• **Written task**: Below are records; state how many of their lines hold the word "panel", and give only the figure.

• **Input**:
□ □ □

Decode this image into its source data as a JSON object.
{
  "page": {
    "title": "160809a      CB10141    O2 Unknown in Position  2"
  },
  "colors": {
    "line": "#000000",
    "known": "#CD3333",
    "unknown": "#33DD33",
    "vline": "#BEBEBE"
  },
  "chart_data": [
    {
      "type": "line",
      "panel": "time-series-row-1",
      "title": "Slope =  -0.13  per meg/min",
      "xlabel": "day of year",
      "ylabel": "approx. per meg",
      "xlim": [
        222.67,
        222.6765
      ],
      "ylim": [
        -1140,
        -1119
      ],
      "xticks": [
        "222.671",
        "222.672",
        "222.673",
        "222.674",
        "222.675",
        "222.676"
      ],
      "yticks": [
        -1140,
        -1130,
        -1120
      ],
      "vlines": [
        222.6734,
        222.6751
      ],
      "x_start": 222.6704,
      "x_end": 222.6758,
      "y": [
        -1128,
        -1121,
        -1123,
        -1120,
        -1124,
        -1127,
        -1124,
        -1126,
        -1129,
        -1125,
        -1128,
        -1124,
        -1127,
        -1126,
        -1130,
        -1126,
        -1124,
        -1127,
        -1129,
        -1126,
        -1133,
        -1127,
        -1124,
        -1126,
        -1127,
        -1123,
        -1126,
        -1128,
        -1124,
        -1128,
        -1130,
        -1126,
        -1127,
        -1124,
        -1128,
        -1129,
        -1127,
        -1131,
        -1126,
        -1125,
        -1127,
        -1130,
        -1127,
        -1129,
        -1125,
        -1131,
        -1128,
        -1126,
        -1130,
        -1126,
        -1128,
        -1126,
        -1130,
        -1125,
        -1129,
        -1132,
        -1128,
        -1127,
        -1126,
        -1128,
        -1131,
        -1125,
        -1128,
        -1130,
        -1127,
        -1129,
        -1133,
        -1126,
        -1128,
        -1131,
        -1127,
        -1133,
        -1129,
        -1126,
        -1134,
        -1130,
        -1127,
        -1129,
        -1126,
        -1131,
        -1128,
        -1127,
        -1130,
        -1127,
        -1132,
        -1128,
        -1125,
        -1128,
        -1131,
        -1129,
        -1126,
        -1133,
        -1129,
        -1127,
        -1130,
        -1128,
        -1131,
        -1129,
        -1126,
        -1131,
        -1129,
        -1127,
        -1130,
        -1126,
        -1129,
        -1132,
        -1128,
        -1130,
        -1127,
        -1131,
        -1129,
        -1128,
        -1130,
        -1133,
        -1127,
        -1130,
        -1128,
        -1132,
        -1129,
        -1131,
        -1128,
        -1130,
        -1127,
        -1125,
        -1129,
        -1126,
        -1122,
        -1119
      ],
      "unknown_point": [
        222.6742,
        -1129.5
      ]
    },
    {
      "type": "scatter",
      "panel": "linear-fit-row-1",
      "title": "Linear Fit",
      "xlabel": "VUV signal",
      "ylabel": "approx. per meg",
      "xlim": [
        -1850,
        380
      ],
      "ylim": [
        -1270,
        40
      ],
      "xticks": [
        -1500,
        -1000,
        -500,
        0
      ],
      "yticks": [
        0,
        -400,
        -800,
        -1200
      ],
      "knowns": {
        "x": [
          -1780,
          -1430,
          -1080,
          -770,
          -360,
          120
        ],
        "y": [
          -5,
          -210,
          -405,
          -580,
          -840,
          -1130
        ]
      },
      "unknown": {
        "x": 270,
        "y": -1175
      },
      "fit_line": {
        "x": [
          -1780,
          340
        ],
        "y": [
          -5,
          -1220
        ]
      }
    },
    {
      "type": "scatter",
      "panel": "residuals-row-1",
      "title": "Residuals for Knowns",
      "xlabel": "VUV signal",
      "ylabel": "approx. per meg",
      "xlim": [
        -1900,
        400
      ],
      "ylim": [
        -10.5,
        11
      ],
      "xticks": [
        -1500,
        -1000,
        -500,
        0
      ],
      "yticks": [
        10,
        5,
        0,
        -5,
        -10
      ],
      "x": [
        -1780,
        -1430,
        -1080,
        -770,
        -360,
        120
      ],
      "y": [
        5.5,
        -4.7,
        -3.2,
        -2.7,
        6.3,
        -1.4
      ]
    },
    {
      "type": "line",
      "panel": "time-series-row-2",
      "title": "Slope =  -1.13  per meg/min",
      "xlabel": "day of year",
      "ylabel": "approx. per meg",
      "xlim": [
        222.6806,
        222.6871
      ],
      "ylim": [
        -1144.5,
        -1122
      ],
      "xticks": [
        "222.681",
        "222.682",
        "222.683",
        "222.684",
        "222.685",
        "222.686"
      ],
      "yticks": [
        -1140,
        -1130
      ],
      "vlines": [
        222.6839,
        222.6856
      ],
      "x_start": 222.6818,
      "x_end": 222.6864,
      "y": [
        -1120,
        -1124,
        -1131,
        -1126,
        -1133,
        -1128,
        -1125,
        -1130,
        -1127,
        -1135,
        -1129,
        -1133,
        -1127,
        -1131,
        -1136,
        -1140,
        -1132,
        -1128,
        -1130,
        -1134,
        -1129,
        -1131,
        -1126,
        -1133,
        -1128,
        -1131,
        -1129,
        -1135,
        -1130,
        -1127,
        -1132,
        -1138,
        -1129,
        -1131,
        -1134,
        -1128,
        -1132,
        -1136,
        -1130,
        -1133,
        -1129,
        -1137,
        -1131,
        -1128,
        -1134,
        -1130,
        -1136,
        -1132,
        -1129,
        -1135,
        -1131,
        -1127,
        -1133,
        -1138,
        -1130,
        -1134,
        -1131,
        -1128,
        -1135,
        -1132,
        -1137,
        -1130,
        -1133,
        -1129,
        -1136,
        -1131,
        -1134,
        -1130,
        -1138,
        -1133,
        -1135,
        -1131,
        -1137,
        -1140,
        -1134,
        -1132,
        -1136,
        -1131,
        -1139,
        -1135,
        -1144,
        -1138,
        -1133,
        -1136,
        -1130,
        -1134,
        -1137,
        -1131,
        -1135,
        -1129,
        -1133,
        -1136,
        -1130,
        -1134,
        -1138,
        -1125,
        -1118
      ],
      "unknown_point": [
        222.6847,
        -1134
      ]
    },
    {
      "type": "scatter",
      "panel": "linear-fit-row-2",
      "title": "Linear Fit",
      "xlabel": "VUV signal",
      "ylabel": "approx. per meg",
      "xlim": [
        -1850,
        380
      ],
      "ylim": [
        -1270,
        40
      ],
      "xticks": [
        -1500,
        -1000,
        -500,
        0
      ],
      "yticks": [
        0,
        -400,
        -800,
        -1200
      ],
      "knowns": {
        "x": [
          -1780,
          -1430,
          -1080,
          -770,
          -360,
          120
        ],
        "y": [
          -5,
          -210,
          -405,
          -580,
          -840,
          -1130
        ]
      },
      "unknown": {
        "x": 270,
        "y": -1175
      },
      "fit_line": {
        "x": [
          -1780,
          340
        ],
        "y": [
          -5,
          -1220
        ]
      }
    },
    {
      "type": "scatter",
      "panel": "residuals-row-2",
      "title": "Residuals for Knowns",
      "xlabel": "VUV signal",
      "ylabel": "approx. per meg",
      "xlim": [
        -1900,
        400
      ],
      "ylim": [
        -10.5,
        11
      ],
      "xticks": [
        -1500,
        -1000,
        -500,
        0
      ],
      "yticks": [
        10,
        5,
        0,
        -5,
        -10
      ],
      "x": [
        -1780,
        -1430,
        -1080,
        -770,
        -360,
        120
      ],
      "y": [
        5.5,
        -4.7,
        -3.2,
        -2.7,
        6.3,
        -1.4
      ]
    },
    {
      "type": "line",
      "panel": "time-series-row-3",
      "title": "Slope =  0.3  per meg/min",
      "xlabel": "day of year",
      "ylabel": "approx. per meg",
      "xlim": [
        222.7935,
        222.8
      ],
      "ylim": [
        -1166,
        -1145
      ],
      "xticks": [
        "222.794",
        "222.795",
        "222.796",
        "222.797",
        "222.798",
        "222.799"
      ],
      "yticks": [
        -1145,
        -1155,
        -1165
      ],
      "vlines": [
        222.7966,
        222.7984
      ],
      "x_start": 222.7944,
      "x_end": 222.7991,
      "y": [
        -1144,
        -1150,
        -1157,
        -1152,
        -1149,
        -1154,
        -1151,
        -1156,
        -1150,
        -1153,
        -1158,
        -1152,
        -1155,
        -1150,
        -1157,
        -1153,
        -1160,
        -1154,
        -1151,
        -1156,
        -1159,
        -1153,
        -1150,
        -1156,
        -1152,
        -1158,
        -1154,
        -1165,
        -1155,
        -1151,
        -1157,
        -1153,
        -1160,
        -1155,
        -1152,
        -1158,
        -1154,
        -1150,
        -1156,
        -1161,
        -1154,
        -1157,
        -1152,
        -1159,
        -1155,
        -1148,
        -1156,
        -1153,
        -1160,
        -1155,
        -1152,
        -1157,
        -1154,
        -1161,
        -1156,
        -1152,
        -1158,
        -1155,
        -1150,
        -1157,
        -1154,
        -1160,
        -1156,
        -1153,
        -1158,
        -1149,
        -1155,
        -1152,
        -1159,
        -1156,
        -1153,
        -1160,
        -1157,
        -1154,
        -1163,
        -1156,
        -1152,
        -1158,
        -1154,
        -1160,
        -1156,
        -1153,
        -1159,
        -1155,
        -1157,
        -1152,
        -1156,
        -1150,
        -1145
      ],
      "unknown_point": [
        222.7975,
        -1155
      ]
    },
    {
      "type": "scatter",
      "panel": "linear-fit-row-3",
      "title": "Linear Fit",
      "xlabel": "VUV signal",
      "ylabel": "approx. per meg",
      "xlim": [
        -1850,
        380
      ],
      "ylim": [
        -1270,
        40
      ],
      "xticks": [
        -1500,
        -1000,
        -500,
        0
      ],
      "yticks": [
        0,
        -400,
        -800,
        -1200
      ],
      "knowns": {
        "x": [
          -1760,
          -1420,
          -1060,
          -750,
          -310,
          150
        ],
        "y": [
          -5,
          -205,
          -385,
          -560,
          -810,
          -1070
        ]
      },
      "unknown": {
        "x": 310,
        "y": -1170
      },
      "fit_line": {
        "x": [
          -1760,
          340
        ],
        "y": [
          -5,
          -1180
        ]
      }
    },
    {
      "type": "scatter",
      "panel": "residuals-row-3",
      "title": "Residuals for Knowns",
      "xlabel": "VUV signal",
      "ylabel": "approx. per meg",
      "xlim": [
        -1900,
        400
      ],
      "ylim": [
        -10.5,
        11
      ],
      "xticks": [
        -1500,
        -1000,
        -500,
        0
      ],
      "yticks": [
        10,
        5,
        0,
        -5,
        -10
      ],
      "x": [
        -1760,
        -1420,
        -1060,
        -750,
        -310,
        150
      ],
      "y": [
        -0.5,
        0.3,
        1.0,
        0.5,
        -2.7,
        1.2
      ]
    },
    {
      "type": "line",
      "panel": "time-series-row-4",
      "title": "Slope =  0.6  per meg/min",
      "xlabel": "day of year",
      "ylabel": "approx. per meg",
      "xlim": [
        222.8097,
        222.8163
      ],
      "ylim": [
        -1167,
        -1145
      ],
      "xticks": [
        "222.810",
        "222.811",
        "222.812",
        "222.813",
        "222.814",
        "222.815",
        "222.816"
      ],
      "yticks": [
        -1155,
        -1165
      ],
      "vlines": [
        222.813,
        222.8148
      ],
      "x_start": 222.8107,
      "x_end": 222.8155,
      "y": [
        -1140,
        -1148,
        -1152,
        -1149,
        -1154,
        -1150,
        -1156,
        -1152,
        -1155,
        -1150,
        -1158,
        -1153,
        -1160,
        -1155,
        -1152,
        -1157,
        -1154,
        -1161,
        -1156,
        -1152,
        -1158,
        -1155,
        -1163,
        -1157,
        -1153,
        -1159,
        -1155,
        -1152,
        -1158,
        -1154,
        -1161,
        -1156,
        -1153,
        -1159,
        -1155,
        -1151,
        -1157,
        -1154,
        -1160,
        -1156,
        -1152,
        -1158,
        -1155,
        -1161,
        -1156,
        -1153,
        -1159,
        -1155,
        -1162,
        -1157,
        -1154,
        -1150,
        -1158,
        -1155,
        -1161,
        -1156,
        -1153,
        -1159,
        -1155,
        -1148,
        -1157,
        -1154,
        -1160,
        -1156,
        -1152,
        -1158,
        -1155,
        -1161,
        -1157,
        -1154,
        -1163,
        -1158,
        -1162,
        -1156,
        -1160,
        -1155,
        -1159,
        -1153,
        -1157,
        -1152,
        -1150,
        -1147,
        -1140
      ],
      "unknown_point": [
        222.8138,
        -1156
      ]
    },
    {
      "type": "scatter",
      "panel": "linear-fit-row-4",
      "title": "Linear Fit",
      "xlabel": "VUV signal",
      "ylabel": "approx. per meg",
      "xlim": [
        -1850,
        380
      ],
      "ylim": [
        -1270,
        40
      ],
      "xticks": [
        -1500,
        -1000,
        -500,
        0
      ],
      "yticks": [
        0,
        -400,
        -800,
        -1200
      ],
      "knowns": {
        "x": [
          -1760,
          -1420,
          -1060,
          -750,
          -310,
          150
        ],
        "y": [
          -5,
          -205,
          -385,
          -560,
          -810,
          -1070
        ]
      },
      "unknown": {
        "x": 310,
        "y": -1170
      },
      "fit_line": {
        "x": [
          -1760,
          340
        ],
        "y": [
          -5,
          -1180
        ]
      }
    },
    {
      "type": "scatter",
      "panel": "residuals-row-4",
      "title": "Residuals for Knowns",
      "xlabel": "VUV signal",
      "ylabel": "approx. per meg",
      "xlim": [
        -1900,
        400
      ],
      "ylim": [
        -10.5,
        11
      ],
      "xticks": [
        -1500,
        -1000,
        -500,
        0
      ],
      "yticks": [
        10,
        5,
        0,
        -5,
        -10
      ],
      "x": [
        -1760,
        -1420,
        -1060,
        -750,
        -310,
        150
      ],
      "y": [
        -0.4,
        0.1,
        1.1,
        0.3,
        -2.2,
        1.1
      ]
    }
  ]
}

□ □ □

• **Exercise result**: 12